**Task description:**
Report how many lines of the entries below contain the word "Daily", and nothing more.

+===+

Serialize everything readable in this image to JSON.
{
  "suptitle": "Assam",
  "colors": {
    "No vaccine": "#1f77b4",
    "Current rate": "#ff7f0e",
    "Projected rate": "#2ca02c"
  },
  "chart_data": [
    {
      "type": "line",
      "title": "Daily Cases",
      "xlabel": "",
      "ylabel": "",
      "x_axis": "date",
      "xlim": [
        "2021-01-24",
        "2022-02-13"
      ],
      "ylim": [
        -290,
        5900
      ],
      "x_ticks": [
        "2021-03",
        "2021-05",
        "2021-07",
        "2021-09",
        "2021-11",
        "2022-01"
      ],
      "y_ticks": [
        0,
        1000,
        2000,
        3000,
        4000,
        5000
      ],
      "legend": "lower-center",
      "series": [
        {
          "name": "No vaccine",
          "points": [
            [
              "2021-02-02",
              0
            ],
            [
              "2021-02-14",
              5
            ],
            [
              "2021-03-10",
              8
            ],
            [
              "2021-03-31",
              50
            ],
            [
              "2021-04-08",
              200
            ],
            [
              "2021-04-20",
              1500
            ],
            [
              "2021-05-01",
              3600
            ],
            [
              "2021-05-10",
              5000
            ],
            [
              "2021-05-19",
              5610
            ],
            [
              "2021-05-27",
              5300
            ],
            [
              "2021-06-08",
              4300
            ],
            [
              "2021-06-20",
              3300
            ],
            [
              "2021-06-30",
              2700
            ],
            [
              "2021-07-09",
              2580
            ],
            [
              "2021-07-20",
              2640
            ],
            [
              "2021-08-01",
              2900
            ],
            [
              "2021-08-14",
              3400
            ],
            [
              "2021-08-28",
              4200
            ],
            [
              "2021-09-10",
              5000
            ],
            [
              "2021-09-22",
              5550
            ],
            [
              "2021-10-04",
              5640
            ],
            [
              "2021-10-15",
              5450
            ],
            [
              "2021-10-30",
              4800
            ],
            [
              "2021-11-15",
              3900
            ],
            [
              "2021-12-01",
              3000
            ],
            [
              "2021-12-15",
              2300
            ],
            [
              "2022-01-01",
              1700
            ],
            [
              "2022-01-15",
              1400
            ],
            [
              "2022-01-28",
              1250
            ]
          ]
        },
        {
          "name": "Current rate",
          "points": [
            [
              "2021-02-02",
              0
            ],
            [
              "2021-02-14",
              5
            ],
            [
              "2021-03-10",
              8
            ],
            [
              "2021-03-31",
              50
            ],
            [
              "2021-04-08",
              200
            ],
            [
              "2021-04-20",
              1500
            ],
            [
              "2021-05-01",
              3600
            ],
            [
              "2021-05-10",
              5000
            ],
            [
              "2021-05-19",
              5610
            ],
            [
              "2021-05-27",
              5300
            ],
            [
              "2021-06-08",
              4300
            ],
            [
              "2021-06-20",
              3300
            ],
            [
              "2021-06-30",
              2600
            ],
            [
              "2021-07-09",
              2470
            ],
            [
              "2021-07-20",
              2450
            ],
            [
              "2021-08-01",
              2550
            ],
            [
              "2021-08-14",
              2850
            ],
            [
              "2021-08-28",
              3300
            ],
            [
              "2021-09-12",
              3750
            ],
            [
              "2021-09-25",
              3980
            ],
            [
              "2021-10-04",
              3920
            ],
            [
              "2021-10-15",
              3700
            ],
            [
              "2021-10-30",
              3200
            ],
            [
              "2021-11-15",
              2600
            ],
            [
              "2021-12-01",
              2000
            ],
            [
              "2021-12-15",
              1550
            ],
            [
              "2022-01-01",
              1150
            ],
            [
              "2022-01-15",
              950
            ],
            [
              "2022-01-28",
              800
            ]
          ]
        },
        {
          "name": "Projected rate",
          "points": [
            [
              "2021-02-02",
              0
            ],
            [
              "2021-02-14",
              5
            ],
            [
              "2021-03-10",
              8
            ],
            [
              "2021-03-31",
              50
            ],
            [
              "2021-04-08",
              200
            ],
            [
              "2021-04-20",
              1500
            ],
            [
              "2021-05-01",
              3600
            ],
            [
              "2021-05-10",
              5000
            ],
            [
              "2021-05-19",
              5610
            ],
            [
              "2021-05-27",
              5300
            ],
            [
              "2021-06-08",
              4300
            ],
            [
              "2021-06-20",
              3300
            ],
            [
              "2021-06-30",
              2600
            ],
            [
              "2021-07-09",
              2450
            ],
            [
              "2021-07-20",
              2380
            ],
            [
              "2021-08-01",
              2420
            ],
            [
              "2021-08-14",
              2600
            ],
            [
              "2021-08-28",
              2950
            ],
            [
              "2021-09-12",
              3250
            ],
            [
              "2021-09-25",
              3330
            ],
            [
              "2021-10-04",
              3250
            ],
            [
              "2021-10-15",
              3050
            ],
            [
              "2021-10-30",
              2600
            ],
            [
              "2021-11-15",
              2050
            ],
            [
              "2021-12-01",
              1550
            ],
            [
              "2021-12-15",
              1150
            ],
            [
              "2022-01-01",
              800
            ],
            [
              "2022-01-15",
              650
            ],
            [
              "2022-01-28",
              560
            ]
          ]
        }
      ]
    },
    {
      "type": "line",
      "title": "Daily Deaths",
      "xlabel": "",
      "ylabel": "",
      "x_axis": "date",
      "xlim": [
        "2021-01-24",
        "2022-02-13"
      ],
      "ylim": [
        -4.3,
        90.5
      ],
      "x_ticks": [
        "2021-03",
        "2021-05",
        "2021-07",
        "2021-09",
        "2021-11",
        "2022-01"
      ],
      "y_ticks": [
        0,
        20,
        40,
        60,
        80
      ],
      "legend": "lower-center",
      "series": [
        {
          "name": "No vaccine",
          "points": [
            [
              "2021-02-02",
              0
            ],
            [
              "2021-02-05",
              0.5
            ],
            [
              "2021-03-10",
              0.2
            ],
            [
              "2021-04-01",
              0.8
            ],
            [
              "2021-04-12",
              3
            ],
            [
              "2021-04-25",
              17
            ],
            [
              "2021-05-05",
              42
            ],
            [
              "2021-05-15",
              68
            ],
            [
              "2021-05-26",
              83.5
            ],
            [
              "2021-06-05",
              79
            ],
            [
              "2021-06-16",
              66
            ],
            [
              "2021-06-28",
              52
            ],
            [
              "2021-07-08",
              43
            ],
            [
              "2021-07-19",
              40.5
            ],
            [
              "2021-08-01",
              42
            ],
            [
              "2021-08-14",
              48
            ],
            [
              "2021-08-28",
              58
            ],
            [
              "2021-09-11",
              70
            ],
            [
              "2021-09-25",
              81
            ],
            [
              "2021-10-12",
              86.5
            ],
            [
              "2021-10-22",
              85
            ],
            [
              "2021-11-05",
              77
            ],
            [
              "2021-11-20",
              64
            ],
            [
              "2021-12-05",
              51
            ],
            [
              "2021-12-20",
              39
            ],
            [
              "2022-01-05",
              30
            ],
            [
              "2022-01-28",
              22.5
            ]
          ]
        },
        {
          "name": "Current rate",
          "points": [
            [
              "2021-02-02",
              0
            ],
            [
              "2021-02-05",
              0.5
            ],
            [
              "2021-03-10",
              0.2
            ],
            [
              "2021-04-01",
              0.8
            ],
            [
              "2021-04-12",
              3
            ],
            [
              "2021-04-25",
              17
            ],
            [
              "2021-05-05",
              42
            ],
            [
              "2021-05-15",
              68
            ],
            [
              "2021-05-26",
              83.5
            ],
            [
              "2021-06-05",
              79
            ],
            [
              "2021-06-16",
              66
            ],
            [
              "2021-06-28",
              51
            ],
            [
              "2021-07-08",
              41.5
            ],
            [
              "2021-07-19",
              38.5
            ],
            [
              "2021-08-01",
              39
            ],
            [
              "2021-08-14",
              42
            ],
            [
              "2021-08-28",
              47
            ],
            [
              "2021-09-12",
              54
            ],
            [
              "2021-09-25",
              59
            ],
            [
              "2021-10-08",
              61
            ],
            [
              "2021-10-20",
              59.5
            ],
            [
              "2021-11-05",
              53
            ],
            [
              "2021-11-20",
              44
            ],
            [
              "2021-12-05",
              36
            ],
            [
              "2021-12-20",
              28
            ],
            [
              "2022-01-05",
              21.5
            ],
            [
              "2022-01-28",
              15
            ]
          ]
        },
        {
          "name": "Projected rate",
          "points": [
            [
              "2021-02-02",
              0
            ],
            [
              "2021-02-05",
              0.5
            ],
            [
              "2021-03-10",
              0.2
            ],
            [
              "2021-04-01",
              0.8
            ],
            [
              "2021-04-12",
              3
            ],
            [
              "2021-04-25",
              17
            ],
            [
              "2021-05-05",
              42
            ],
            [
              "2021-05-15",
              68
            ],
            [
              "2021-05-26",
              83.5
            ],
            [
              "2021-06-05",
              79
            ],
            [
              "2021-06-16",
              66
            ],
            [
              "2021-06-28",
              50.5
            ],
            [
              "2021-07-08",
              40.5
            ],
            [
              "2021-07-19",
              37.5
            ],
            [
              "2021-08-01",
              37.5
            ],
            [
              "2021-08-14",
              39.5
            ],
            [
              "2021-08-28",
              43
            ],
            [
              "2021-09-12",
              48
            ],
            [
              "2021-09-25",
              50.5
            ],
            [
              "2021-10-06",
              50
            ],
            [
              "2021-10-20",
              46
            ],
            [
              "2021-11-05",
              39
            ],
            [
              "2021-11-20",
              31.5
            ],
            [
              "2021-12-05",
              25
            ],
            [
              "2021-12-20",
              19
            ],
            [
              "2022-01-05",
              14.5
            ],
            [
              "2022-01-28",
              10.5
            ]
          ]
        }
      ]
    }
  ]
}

+===+

**The response:**
2